AIM: Below are some records. Say how many of their lines contain the string "双踪数字示波器", and give nothing but the number.

(Data records)
┏━━

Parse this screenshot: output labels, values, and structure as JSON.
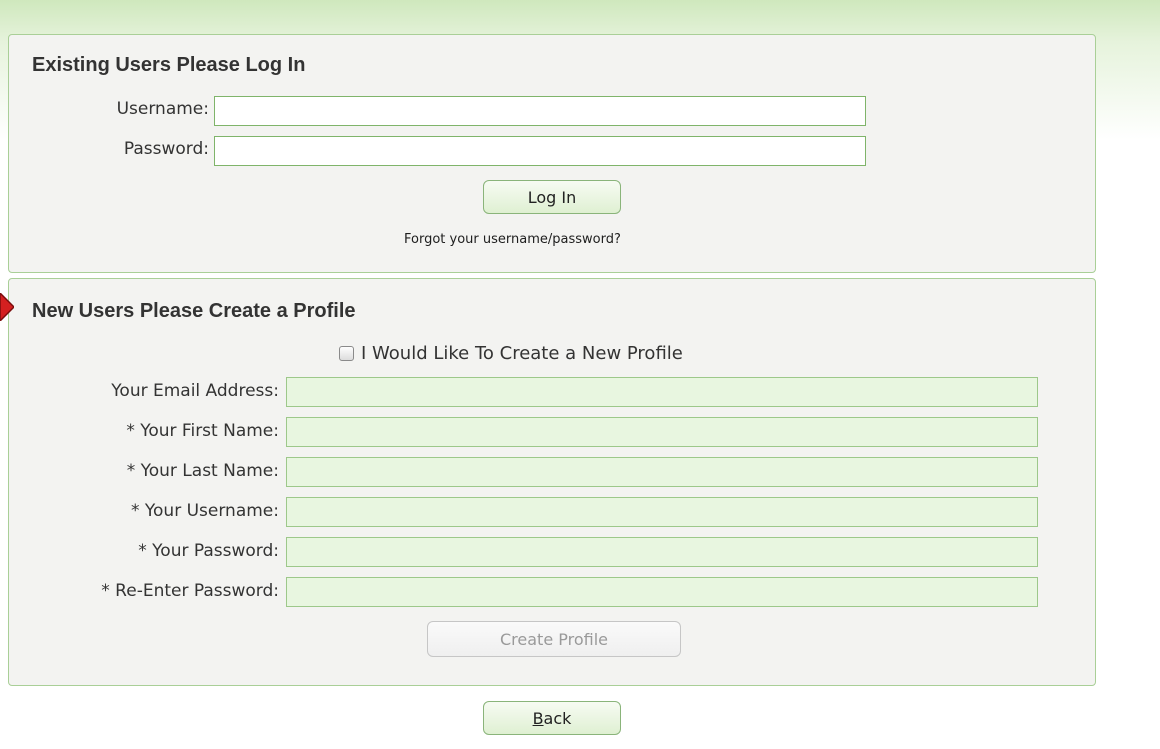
{
  "login": {
    "title": "Existing Users Please Log In",
    "username_label": "Username:",
    "username_value": "",
    "password_label": "Password:",
    "password_value": "",
    "login_button": "Log In",
    "forgot_link": "Forgot your username/password?"
  },
  "create": {
    "title": "New Users Please Create a Profile",
    "checkbox_label": "I Would Like To Create a New Profile",
    "checkbox_checked": false,
    "fields": [
      {
        "label": "Your Email Address:",
        "value": ""
      },
      {
        "label": "* Your First Name:",
        "value": ""
      },
      {
        "label": "* Your Last Name:",
        "value": ""
      },
      {
        "label": "* Your Username:",
        "value": ""
      },
      {
        "label": "* Your Password:",
        "value": ""
      },
      {
        "label": "* Re-Enter Password:",
        "value": ""
      }
    ],
    "create_button": "Create Profile"
  },
  "back_button": {
    "first": "B",
    "rest": "ack"
  },
  "colors": {
    "panel_bg": "#f3f3f1",
    "panel_border": "#a9cf97",
    "field_green_bg": "#e8f6e0",
    "marker_red": "#d42020"
  },
  "icons": {
    "marker": "red-arrow-marker-icon"
  }
}
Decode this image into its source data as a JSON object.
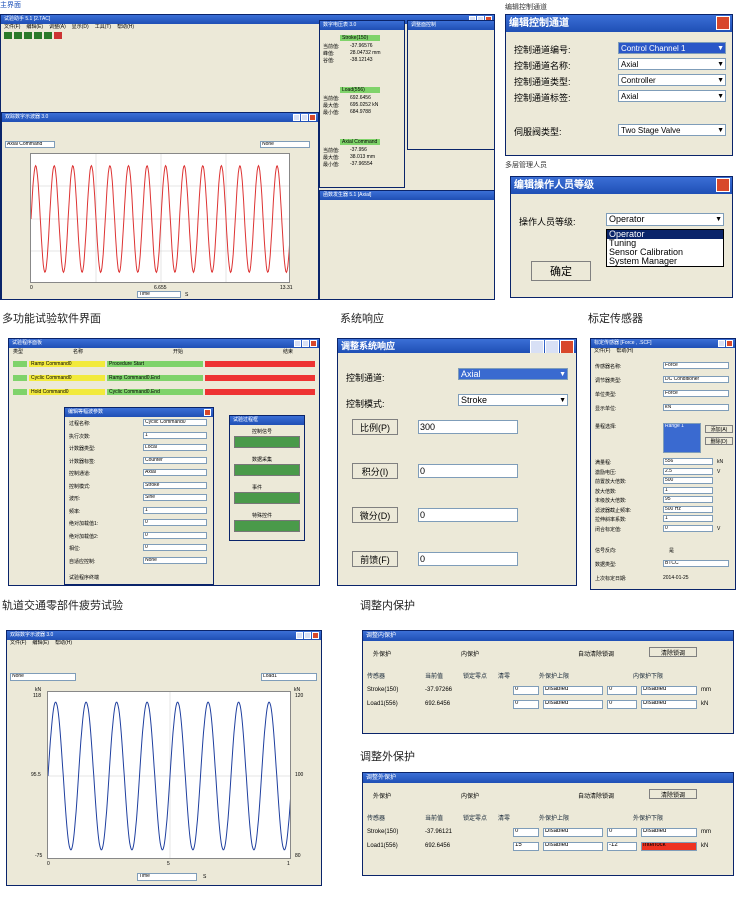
{
  "captions": {
    "main": "主界面",
    "edit_channel": "编辑控制通道",
    "operator": "多层管理人员",
    "software": "多功能试验软件界面",
    "response": "系统响应",
    "calibrate": "标定传感器",
    "rail": "轨道交通零部件疲劳试验",
    "inner": "调整内保护",
    "outer": "调整外保护"
  },
  "channel_dlg": {
    "title": "编辑控制通道",
    "rows": [
      {
        "label": "控制通道编号:",
        "value": "Control Channel 1"
      },
      {
        "label": "控制通道名称:",
        "value": "Axial"
      },
      {
        "label": "控制通道类型:",
        "value": "Controller"
      },
      {
        "label": "控制通道标签:",
        "value": "Axial"
      },
      {
        "label": "伺服阀类型:",
        "value": "Two Stage Valve"
      }
    ]
  },
  "operator_dlg": {
    "title": "编辑操作人员等级",
    "label": "操作人员等级:",
    "selected": "Operator",
    "options": [
      "Operator",
      "Tuning",
      "Sensor Calibration",
      "System Manager"
    ],
    "ok": "确定"
  },
  "main_ui": {
    "title": "试验助手 5.1 [2.TAC]",
    "scope_title": "双踪数字示波器 3.0",
    "meter_title": "数字电压表 3.0",
    "gen_title": "函数发生器 5.1 [Axial]",
    "ctrl_title": "调整面控制",
    "menu": [
      "文件(F)",
      "编辑(E)",
      "调整(A)",
      "显示(D)",
      "工具(T)",
      "帮助(H)"
    ],
    "cmd": "Axial Command",
    "none": "None",
    "time": "Time",
    "sec": "S",
    "x_ticks": [
      "0",
      "6.655",
      "13.31"
    ],
    "meters": [
      {
        "label": "Stroke(150)",
        "line1": "当前值:",
        "line2": "峰值:",
        "line3": "谷值:",
        "v1": "-37.96576",
        "v2": "28.04732 mm",
        "v3": "-38.12143"
      },
      {
        "label": "Load(556)",
        "line1": "当前值:",
        "line2": "最大值:",
        "line3": "最小值:",
        "v1": "692.6456",
        "v2": "695.0252 kN",
        "v3": "684.9788"
      },
      {
        "label": "Axial Command",
        "line1": "当前值:",
        "line2": "最大值:",
        "line3": "最小值:",
        "v1": "-37.956",
        "v2": "38.013 mm",
        "v3": "-37.96554"
      }
    ]
  },
  "rail_ui": {
    "title": "试验程序面板",
    "cols": [
      "类型",
      "名称",
      "开始",
      "结束"
    ],
    "rows": [
      {
        "name": "Ramp Command0",
        "start": "Procedure Start"
      },
      {
        "name": "Cyclic Command0",
        "start": "Ramp Command0.End"
      },
      {
        "name": "Hold Command0",
        "start": "Cyclic Command0.End"
      }
    ],
    "edit_title": "编辑等幅波参数",
    "fields": [
      {
        "label": "过程名称:",
        "value": "Cyclic Command0"
      },
      {
        "label": "执行次数:",
        "value": "1"
      },
      {
        "label": "计数器类型:",
        "value": "Local"
      },
      {
        "label": "计数器标签:",
        "value": "Counter"
      },
      {
        "label": "控制通道:",
        "value": "Axial"
      },
      {
        "label": "控制模式:",
        "value": "Stroke"
      },
      {
        "label": "波形:",
        "value": "Sine"
      },
      {
        "label": "频率:",
        "value": "1"
      },
      {
        "label": "绝对加载值1:",
        "value": "0"
      },
      {
        "label": "绝对加载值2:",
        "value": "0"
      },
      {
        "label": "相位:",
        "value": "0"
      },
      {
        "label": "自适应控制:",
        "value": "None"
      }
    ],
    "allow": "允许",
    "unit_hz": "Hz",
    "times": "Time(s)",
    "deg": "Deg",
    "cycles": "Cycles",
    "footer": "试验程序终端",
    "proc_title": "试验过程框",
    "proc_groups": [
      "控制信号",
      "数据采集",
      "事件",
      "特殊控件"
    ]
  },
  "resp_ui": {
    "title": "调整系统响应",
    "ch_label": "控制通道:",
    "ch_val": "Axial",
    "mode_label": "控制模式:",
    "mode_val": "Stroke",
    "gains": [
      {
        "label": "比例(P)",
        "value": "300"
      },
      {
        "label": "积分(I)",
        "value": "0"
      },
      {
        "label": "微分(D)",
        "value": "0"
      },
      {
        "label": "前馈(F)",
        "value": "0"
      }
    ]
  },
  "cal_ui": {
    "title": "标定传感器 [Force , .SCF]",
    "menu": [
      "文件(F)",
      "帮助(H)"
    ],
    "rows": [
      {
        "label": "传感器名称:",
        "value": "Force"
      },
      {
        "label": "调节器类型:",
        "value": "DC Conditioner"
      },
      {
        "label": "单位类型:",
        "value": "Force"
      },
      {
        "label": "显示单位:",
        "value": "kN"
      }
    ],
    "range_label": "量程选择:",
    "range_val": "Range 1",
    "add": "添加(A)",
    "del": "删除(D)",
    "more": [
      {
        "label": "满量程:",
        "value": "556",
        "unit": "kN"
      },
      {
        "label": "激励电压:",
        "value": "2.5",
        "unit": "V"
      },
      {
        "label": "前置放大倍数:",
        "value": "500",
        "unit": ""
      },
      {
        "label": "放大倍数:",
        "value": "1",
        "unit": ""
      },
      {
        "label": "末级放大倍数:",
        "value": "95",
        "unit": ""
      },
      {
        "label": "滤波器截止频率:",
        "value": "500 Hz",
        "unit": ""
      },
      {
        "label": "拉伸斜率系数:",
        "value": "1",
        "unit": ""
      },
      {
        "label": "闭合标定值:",
        "value": "0",
        "unit": "V"
      }
    ],
    "sign_label": "信号反向:",
    "sign_val": "是",
    "fmt_label": "数据类型:",
    "fmt_val": "BTCC",
    "date_label": "上次标定日期:",
    "date_val": "2014-01-25"
  },
  "scope2": {
    "title": "双踪数字示波器 3.0",
    "menu": [
      "文件(F)",
      "编辑(E)",
      "帮助(H)"
    ],
    "left": "None",
    "right": "Load1",
    "unit_l": "kN",
    "unit_r": "kN",
    "y_left": [
      "118",
      "95.5",
      "-75"
    ],
    "y_right": [
      "120",
      "100",
      "80"
    ],
    "x_ticks": [
      "0",
      "5",
      "1"
    ],
    "time": "Time",
    "sec": "S"
  },
  "prot_inner": {
    "title": "调整内保护",
    "radio_out": "外保护",
    "radio_in": "内保护",
    "auto": "自动清除锁调",
    "clear": "清除锁调",
    "headers": [
      "传感器",
      "当前值",
      "锁定零点",
      "清零",
      "外保护上限",
      "内保护下限"
    ],
    "rows": [
      {
        "name": "Stroke(150)",
        "val": "-37.97266",
        "z": "0",
        "s": "Disabled",
        "v2": "0",
        "s2": "Disabled",
        "u": "mm"
      },
      {
        "name": "Load1(556)",
        "val": "692.6456",
        "z": "0",
        "s": "Disabled",
        "v2": "0",
        "s2": "Disabled",
        "u": "kN"
      }
    ]
  },
  "prot_outer": {
    "title": "调整外保护",
    "radio_out": "外保护",
    "radio_in": "内保护",
    "auto": "自动清除锁调",
    "clear": "清除锁调",
    "headers": [
      "传感器",
      "当前值",
      "锁定零点",
      "清零",
      "外保护上限",
      "外保护下限"
    ],
    "rows": [
      {
        "name": "Stroke(150)",
        "val": "-37.96121",
        "z": "0",
        "s": "Disabled",
        "v2": "0",
        "s2": "Disabled",
        "u": "mm"
      },
      {
        "name": "Load1(556)",
        "val": "692.6456",
        "z": "15",
        "s": "Disabled",
        "v2": "-12",
        "s2": "Interlock",
        "u": "kN"
      }
    ]
  }
}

┗━━

WRITTEN REPLY: 2